Sounds like a bad check valve for the pump for sure, install a check valve before the pump and see if the problem goes away, I bet there's only the internal check valve on the pump and it's bad so unless you want to pull the pump I'd install a check valve before the pressure tank and any branches . 

sent from the jobsite porta-potty


----------



## Mississippiplum (Sep 30, 2011)

Is there an x- tank on the WH?

sent from the jobsite porta-potty


----------



## pauliplumber (Feb 9, 2009)

No expansion on water heater. Very few homes in Massachusetts do. 

I could actually feel the water main getting warm a few feet away from the pump. Pump is in the basement. No doubt its a well issue of some sort. I don't work on Wells and most plumbers don't around here even in the rural areas. 

I set her up with a reputable well company, she's going to let me know exactly what it was. The check valve must be built into the pump because I didn't see 1 at all. She's lived in this house over 50 years has never had this issue.


----------



## Mississippiplum (Sep 30, 2011)

pauliplumber said:


> No expansion on water heater. Very few homes in Massachusetts do.
> 
> I could actually feel the water main getting warm a few feet away from the pump. Pump is in the basement. No doubt its a well issue of some sort. I don't work on Wells and most plumbers don't around here even in the rural areas.
> 
> I set her up with a reputable well company, she's going to let me know exactly what it was. The check valve must be built into the pump because I didn't see 1 at all. She's lived in this house over 50 years has never had this issue.


the best option is to install a check valve at the pressure tank then, because if you didn't see one then the integeral check in the pump head is it.

sent from the jobsite porta-potty


----------



## Brian Ayres (Sep 9, 2012)

Extracted entries:

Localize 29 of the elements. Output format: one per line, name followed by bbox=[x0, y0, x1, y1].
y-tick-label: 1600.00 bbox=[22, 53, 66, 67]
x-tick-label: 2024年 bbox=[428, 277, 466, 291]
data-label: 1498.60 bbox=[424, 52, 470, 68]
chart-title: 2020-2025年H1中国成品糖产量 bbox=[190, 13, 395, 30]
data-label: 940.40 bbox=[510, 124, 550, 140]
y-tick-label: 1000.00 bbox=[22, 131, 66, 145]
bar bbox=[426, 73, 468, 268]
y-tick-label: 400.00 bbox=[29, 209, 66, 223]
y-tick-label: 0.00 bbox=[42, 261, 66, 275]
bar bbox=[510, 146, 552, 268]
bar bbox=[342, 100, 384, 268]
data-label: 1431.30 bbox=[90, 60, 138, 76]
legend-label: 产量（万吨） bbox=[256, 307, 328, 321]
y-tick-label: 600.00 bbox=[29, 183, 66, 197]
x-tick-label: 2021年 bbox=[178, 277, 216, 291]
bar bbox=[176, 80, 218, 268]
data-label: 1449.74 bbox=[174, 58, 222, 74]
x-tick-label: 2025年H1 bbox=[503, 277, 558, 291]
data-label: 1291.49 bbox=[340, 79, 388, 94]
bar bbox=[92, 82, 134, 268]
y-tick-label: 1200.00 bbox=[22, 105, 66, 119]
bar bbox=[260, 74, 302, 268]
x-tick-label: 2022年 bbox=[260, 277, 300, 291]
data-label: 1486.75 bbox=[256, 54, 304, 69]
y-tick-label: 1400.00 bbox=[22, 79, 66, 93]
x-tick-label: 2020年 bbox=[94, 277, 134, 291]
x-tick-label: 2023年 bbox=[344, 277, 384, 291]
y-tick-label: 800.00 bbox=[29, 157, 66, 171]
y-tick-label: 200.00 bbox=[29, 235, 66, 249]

Directives:
1. Answer these questions using the forum thread about the well pump.
(a) Where is the pump located?
(b) How long has the homeowner lived in the house?
(c) In Mississippiplum's last post, where should a check valve be installed?
2. Pick up the forum thread about the well pump check valve after its last line and continue it.

Responses to the exercise:
1.
(a) In the basement.
(b) Over 50 years.
(c) At the pressure tank.

2.
Actually. Installing a check at the top of the well head while fixing one problem can sometimes induce hammering. Always consult a well guy if you can. We don't work on wells generally but I seem to fix a lot for friends if the bosses when he knows the people don't have a lot of money...I've called a local well guy and he's been kind to help if it's something I can fix. Otherwise I send him. 

I had a bad well check causing hammering in the house at the pressure tank's check valve at my bosses house(he's too cheap to hire a well guy when he has me!) and had to install a PRV designed for wells. I forget what they are called but you set them 5PSI below the pressure switch's high setting say 70PSI, and the PRV closes at 65 PSI, but it's grooved so it still allows a fractional amount of water past the diaphragm allowing the pressure to slowly build to the 70PSI, then, when the pump shuts off their is very little kinetic energy to deal with. Voila! No more hammering. 

Thanks for sharing your mystery!

Brian


----------



## Mississippiplum (Sep 30, 2011)

Brian Ayres said:


> Actually. Installing a check at the top of the well head while fixing one problem can sometimes induce hammering. Always consult a well guy if you can. We don't work on wells generally but I seem to fix a lot for friends if the bosses when he knows the people don't have a lot of money...I've called a local well guy and he's been kind to help if it's something I can fix. Otherwise I send him.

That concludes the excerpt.